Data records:

==*==

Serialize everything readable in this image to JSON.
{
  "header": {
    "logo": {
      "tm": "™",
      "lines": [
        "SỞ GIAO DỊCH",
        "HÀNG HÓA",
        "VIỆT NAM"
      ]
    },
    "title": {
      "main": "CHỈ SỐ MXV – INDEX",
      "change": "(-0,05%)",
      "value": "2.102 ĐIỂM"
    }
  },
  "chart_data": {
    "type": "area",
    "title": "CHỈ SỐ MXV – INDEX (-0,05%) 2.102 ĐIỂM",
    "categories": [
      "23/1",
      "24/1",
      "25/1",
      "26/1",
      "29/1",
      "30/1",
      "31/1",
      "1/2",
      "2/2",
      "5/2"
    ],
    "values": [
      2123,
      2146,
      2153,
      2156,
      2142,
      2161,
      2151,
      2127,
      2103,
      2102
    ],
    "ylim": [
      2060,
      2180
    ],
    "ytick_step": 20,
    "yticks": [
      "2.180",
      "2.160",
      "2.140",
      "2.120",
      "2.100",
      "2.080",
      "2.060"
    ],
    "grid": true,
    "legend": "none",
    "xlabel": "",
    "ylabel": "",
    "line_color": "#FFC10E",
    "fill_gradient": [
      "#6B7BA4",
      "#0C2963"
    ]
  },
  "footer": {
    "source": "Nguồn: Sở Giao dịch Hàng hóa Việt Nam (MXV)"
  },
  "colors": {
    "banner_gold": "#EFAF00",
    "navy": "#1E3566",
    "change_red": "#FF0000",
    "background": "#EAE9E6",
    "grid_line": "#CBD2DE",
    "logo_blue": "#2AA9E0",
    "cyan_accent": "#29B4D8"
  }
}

==*==

- **YOUR GOAL**
Reproduce the listing above verbatim, from first line to last.

- **REPLY**
Serialize everything readable in this image to JSON.
{
  "header": {
    "logo": {
      "tm": "™",
      "lines": [
        "SỞ GIAO DỊCH",
        "HÀNG HÓA",
        "VIỆT NAM"
      ]
    },
    "title": {
      "main": "CHỈ SỐ MXV – INDEX",
      "change": "(-0,05%)",
      "value": "2.102 ĐIỂM"
    }
  },
  "chart_data": {
    "type": "area",
    "title": "CHỈ SỐ MXV – INDEX (-0,05%) 2.102 ĐIỂM",
    "categories": [
      "23/1",
      "24/1",
      "25/1",
      "26/1",
      "29/1",
      "30/1",
      "31/1",
      "1/2",
      "2/2",
      "5/2"
    ],
    "values": [
      2123,
      2146,
      2153,
      2156,
      2142,
      2161,
      2151,
      2127,
      2103,
      2102
    ],
    "ylim": [
      2060,
      2180
    ],
    "ytick_step": 20,
    "yticks": [
      "2.180",
      "2.160",
      "2.140",
      "2.120",
      "2.100",
      "2.080",
      "2.060"
    ],
    "grid": true,
    "legend": "none",
    "xlabel": "",
    "ylabel": "",
    "line_color": "#FFC10E",
    "fill_gradient": [
      "#6B7BA4",
      "#0C2963"
    ]
  },
  "footer": {
    "source": "Nguồn: Sở Giao dịch Hàng hóa Việt Nam (MXV)"
  },
  "colors": {
    "banner_gold": "#EFAF00",
    "navy": "#1E3566",
    "change_red": "#FF0000",
    "background": "#EAE9E6",
    "grid_line": "#CBD2DE",
    "logo_blue": "#2AA9E0",
    "cyan_accent": "#29B4D8"
  }
}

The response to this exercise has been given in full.